Exercise prompt
Below are some entries. Work out how many of their lines hold the word "prędkości", and write that number alone.

Provided entries
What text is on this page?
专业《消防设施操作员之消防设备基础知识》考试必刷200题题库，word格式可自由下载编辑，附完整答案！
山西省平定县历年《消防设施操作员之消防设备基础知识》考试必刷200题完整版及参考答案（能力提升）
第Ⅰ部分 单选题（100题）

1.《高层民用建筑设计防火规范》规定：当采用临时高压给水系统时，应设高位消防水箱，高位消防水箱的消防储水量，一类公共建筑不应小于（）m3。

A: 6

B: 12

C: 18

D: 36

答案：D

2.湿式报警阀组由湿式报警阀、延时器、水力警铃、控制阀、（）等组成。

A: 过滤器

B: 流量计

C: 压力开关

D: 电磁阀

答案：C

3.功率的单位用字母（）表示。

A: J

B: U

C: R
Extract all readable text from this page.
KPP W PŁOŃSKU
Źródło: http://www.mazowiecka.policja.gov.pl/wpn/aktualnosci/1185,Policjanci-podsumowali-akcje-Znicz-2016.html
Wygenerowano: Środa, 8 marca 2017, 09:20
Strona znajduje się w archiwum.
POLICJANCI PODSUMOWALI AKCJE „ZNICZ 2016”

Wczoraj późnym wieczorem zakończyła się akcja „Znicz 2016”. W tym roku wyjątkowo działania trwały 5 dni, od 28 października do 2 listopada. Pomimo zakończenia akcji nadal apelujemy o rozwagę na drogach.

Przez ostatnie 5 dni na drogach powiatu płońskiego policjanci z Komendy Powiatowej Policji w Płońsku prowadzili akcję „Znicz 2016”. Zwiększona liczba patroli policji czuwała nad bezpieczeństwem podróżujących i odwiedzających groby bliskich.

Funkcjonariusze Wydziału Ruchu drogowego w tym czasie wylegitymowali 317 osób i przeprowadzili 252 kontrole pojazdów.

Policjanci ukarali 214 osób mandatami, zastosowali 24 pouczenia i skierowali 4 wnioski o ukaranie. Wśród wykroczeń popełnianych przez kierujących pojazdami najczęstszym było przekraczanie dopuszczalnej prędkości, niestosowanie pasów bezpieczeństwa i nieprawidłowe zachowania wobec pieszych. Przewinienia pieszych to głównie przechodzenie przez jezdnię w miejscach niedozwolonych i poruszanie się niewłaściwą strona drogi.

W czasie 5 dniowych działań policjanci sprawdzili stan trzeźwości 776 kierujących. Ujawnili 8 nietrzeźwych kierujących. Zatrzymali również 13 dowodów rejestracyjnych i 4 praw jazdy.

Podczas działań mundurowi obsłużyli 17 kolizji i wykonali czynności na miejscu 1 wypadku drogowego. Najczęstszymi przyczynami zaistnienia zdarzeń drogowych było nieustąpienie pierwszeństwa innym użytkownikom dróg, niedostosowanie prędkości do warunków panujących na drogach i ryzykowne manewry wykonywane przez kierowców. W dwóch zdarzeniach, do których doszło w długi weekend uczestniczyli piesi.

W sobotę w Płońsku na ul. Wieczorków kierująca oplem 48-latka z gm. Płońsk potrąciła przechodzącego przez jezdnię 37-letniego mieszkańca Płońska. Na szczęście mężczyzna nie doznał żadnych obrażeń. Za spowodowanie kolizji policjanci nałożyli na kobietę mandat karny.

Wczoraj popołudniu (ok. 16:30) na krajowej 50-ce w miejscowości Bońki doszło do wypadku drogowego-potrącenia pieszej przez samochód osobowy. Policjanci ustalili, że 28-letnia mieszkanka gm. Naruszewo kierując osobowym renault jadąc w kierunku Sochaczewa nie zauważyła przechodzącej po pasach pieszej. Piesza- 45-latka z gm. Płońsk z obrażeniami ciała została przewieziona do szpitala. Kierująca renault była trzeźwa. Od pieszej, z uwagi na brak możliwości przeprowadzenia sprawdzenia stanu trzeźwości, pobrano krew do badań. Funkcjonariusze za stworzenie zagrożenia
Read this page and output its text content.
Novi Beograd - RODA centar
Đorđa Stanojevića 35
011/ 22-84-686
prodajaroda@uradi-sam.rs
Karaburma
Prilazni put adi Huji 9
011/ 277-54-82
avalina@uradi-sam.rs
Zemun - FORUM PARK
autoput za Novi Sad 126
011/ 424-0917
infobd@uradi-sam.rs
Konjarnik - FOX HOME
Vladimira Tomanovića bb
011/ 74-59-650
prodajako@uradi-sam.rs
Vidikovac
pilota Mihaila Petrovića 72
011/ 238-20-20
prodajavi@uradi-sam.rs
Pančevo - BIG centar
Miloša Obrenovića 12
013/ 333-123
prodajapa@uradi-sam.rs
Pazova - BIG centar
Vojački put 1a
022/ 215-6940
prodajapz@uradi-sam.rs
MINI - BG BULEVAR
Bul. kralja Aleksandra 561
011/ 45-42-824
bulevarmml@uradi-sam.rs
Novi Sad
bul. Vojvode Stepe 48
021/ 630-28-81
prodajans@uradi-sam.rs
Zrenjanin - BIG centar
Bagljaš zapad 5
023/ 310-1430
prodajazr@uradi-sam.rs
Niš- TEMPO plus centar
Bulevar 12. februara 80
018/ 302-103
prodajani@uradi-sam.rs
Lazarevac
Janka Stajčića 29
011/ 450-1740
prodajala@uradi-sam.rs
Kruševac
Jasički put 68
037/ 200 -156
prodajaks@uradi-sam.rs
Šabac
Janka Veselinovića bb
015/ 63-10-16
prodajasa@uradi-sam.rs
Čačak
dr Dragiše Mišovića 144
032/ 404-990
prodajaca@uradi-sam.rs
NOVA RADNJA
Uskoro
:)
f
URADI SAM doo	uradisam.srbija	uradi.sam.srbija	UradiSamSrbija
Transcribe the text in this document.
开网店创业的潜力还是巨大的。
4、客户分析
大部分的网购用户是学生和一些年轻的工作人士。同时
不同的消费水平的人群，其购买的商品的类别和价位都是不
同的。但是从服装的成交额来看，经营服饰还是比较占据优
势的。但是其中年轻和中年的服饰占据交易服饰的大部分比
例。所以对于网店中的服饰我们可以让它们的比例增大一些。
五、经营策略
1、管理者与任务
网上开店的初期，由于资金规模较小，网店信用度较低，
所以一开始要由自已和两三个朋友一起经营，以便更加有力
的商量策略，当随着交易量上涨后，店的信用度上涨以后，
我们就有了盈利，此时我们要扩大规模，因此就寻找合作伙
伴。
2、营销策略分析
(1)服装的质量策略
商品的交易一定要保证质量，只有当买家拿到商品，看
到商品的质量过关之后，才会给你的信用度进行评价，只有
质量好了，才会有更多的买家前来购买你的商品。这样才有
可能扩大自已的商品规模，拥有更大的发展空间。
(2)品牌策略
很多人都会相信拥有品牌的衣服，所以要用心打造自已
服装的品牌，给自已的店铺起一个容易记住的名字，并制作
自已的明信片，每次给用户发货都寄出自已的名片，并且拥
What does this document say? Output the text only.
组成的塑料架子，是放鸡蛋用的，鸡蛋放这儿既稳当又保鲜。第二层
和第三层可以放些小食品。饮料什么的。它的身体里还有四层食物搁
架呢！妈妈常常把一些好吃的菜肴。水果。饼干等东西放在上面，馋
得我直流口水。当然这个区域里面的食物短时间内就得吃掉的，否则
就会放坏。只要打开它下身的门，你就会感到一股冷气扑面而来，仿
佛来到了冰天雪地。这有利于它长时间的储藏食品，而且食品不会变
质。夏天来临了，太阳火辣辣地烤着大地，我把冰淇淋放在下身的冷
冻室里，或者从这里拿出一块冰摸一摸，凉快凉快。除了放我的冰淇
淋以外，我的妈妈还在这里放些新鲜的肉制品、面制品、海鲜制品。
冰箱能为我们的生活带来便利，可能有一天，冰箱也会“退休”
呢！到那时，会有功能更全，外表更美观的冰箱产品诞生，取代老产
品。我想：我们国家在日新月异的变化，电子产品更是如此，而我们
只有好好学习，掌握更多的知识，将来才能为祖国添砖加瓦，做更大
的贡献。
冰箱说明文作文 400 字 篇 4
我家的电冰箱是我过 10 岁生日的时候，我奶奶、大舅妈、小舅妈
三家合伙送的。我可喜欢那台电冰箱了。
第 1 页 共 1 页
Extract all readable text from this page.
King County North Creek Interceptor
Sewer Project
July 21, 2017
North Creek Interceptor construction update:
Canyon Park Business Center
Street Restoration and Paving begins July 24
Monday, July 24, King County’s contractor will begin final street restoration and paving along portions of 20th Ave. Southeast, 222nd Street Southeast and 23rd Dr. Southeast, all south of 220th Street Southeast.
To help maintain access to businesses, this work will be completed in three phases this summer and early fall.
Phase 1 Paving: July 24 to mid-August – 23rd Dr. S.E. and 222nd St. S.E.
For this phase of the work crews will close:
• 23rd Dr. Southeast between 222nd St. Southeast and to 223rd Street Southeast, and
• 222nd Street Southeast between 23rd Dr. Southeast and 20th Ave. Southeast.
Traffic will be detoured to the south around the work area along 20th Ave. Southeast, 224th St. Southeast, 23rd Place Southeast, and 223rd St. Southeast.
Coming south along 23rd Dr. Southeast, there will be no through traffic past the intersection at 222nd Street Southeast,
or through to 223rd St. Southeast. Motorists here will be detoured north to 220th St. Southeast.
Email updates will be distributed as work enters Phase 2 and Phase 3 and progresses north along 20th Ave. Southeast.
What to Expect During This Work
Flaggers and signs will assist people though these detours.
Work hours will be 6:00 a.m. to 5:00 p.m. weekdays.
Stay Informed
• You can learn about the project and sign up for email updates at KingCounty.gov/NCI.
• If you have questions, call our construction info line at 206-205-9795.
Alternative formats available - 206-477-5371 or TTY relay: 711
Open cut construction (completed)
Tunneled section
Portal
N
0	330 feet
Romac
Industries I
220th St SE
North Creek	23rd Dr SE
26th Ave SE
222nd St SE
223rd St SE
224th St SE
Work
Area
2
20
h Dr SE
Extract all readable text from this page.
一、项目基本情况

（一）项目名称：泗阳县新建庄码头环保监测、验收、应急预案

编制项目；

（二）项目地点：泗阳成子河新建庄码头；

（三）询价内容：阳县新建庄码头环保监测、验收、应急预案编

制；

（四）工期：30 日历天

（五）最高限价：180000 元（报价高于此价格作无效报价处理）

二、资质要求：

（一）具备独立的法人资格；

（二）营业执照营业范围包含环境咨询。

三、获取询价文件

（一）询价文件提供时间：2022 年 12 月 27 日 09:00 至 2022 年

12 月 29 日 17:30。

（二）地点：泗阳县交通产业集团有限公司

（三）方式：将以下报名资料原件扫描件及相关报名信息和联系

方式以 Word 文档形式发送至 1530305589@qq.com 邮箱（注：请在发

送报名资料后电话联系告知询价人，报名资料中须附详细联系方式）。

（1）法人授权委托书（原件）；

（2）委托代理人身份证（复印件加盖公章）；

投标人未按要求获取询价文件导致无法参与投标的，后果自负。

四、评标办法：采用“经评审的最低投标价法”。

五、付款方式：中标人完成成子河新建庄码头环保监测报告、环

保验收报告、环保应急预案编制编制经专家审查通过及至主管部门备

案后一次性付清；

Result of this task
2